**What this task involves:** Would you write out the listing verbatim and skip every picture in it?

--- Start of Available data ---

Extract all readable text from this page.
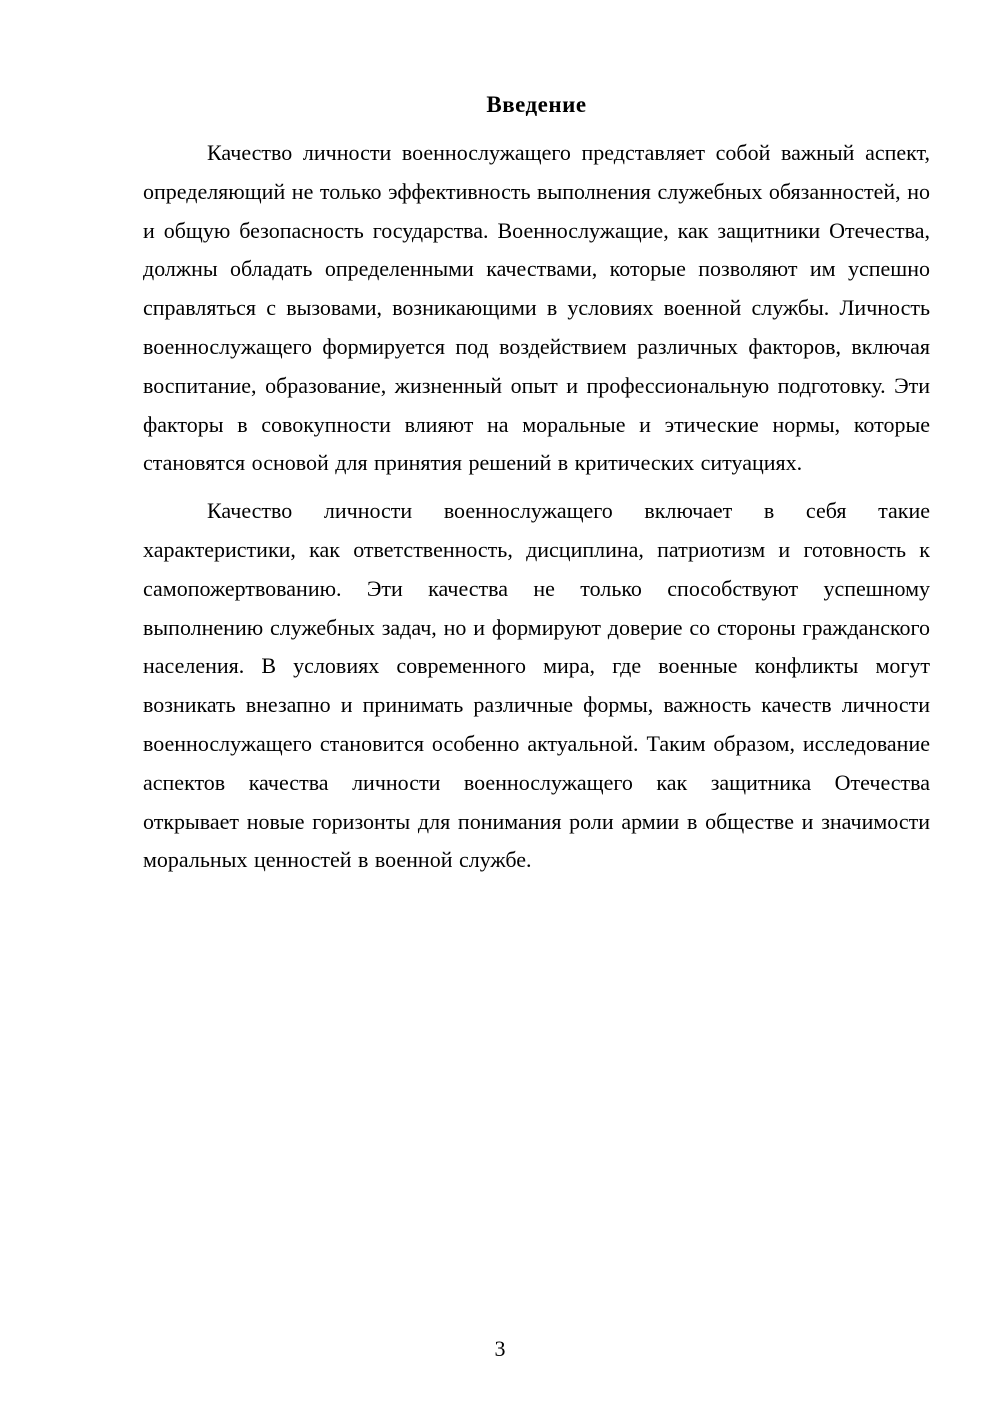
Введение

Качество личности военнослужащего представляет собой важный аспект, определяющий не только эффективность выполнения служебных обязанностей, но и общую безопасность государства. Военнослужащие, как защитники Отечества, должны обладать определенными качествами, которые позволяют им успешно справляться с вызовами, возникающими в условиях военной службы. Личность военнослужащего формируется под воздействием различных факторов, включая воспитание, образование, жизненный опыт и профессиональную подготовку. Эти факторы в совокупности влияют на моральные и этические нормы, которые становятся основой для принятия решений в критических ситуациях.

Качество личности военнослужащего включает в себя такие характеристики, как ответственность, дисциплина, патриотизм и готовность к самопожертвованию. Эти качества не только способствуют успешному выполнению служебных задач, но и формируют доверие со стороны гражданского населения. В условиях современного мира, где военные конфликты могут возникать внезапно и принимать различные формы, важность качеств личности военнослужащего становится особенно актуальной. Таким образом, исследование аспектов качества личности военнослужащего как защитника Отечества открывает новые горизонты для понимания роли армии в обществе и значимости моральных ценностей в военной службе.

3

--- End of Available data ---

**Full output:**
Extract all readable text from this page.
Введение

Качество личности военнослужащего представляет собой важный аспект, определяющий не только эффективность выполнения служебных обязанностей, но и общую безопасность государства. Военнослужащие, как защитники Отечества, должны обладать определенными качествами, которые позволяют им успешно справляться с вызовами, возникающими в условиях военной службы. Личность военнослужащего формируется под воздействием различных факторов, включая воспитание, образование, жизненный опыт и профессиональную подготовку. Эти факторы в совокупности влияют на моральные и этические нормы, которые становятся основой для принятия решений в критических ситуациях.

Качество личности военнослужащего включает в себя такие характеристики, как ответственность, дисциплина, патриотизм и готовность к самопожертвованию. Эти качества не только способствуют успешному выполнению служебных задач, но и формируют доверие со стороны гражданского населения. В условиях современного мира, где военные конфликты могут возникать внезапно и принимать различные формы, важность качеств личности военнослужащего становится особенно актуальной. Таким образом, исследование аспектов качества личности военнослужащего как защитника Отечества открывает новые горизонты для понимания роли армии в обществе и значимости моральных ценностей в военной службе.

3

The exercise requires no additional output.